━━ Data rows ━━
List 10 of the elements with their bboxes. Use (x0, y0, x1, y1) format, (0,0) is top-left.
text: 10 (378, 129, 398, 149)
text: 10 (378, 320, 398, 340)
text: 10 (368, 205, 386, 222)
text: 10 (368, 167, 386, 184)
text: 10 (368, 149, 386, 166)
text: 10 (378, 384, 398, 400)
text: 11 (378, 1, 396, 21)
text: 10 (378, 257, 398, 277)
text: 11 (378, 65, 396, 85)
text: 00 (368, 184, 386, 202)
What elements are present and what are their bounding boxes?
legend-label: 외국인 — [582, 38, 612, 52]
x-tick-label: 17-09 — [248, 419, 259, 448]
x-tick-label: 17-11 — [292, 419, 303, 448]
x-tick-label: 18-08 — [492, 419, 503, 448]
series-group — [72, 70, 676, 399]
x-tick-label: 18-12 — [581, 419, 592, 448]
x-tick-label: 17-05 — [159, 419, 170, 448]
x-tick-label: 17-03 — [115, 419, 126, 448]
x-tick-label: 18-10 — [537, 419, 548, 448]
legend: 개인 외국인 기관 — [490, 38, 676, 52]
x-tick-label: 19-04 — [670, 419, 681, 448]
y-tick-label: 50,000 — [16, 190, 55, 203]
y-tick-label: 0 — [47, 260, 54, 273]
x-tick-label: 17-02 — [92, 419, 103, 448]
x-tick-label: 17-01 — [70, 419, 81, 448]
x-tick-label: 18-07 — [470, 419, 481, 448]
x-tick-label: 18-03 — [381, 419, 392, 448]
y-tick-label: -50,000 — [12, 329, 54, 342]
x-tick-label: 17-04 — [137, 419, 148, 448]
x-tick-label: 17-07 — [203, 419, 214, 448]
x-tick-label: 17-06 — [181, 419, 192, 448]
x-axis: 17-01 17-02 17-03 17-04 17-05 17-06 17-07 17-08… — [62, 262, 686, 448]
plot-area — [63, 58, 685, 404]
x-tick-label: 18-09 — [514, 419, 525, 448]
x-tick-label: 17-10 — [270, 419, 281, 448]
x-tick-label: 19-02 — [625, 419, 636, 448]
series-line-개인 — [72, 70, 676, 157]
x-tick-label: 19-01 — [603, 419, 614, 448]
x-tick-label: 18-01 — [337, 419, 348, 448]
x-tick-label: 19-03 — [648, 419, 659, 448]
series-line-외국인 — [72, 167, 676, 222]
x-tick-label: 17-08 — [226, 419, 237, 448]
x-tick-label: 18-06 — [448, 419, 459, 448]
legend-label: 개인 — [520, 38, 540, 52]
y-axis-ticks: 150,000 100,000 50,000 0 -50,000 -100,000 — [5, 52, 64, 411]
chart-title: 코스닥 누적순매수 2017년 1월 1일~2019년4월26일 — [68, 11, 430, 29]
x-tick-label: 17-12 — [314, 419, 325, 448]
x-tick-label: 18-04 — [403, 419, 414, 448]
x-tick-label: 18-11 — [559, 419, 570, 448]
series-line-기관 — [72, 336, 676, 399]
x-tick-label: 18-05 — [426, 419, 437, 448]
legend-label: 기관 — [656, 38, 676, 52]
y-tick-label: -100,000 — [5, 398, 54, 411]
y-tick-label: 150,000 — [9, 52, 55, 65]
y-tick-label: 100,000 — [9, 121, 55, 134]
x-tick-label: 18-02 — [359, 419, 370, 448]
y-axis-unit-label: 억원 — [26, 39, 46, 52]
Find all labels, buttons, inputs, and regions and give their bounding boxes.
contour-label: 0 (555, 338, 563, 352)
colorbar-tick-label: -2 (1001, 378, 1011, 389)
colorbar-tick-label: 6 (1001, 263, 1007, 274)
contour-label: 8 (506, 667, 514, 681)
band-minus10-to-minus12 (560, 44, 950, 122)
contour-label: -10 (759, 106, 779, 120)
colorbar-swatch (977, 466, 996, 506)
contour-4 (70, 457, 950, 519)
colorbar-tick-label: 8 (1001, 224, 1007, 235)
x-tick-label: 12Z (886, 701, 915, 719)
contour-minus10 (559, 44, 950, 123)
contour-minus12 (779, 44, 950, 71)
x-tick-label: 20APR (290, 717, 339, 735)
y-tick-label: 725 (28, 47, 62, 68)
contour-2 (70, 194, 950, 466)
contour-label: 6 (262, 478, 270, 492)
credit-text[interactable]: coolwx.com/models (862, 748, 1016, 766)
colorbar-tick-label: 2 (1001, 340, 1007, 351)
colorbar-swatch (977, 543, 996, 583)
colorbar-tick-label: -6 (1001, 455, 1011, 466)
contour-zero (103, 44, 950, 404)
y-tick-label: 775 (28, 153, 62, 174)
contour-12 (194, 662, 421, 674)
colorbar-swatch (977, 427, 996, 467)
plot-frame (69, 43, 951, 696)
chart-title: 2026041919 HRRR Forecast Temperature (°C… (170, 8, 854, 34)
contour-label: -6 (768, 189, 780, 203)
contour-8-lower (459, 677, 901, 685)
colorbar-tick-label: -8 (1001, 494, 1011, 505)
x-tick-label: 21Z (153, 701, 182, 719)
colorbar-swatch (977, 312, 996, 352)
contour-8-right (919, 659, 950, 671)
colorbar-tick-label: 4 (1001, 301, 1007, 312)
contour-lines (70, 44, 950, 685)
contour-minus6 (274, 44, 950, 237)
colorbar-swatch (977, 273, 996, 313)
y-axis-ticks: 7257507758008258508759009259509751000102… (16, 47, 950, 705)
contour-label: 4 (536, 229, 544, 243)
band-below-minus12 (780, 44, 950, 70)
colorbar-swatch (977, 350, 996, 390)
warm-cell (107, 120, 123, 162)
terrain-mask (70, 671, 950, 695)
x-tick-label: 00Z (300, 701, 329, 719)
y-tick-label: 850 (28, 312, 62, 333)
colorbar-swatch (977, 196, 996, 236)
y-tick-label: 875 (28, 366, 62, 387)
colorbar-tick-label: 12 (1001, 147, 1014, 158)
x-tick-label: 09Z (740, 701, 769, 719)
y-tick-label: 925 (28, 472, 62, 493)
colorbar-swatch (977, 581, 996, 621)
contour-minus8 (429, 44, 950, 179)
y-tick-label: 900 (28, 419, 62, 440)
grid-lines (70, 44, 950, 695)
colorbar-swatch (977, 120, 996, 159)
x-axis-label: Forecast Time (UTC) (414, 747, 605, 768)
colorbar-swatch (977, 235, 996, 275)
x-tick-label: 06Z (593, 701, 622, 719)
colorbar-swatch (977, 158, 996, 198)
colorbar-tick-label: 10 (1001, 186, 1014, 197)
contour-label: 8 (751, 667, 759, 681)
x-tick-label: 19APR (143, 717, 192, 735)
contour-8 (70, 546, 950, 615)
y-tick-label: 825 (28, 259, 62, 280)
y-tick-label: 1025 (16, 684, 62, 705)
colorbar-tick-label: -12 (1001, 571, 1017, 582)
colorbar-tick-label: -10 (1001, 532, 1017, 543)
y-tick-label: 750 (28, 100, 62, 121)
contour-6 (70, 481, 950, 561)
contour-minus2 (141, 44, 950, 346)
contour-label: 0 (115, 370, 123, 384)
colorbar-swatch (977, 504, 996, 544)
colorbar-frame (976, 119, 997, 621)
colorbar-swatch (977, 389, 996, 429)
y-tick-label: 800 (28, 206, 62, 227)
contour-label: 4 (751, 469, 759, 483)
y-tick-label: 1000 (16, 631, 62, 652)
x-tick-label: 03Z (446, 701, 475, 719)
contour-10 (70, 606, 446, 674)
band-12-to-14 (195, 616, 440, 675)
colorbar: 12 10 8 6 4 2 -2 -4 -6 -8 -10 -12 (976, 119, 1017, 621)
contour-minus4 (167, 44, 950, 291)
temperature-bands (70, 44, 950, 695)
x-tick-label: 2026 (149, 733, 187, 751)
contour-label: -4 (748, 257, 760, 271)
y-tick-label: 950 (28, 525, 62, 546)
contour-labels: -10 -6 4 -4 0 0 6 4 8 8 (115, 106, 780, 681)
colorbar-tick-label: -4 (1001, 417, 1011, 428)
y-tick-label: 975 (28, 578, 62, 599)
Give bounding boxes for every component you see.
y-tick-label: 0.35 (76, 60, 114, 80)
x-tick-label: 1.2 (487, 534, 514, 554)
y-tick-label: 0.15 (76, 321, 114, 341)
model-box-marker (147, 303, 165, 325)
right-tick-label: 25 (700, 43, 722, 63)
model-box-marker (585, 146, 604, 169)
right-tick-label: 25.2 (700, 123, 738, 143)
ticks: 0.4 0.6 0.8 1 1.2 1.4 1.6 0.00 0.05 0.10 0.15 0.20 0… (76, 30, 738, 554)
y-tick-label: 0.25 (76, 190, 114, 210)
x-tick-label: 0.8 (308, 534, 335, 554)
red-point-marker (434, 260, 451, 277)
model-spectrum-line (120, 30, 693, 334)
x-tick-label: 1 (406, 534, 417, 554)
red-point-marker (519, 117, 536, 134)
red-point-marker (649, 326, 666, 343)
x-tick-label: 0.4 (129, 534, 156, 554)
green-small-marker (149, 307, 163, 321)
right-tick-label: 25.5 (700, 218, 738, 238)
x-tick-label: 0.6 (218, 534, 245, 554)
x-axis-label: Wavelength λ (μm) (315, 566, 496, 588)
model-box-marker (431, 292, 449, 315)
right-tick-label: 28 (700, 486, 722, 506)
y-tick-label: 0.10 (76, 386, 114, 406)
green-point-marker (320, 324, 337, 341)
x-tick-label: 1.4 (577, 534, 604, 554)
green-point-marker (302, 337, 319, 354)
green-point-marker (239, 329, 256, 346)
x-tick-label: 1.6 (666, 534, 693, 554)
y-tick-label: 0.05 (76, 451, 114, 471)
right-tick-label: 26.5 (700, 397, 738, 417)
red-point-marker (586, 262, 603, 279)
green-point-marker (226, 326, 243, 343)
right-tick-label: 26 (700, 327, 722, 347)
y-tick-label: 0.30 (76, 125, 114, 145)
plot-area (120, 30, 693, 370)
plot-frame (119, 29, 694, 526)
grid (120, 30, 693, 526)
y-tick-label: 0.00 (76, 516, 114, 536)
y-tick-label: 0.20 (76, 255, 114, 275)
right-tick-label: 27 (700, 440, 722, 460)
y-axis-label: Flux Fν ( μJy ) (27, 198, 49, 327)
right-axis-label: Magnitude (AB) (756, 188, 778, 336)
━━━
**What is required:** Can you render the stretch from the start of the entries through the line that contains "legend-label: 외국인 — [582, 38, 612, 52]" as a JSON list of strings, one string per line, with blank lines left out and nothing else included?

**Solved problem:**
[
  "List 10 of the elements with their bboxes. Use (x0, y0, x1, y1) format, (0,0) is top-left.",
  "text: 10 (378, 129, 398, 149)",
  "text: 10 (378, 320, 398, 340)",
  "text: 10 (368, 205, 386, 222)",
  "text: 10 (368, 167, 386, 184)",
  "text: 10 (368, 149, 386, 166)",
  "text: 10 (378, 384, 398, 400)",
  "text: 11 (378, 1, 396, 21)",
  "text: 10 (378, 257, 398, 277)",
  "text: 11 (378, 65, 396, 85)",
  "text: 00 (368, 184, 386, 202)",
  "What elements are present and what are their bounding boxes?",
  "legend-label: 외국인 — [582, 38, 612, 52]"
]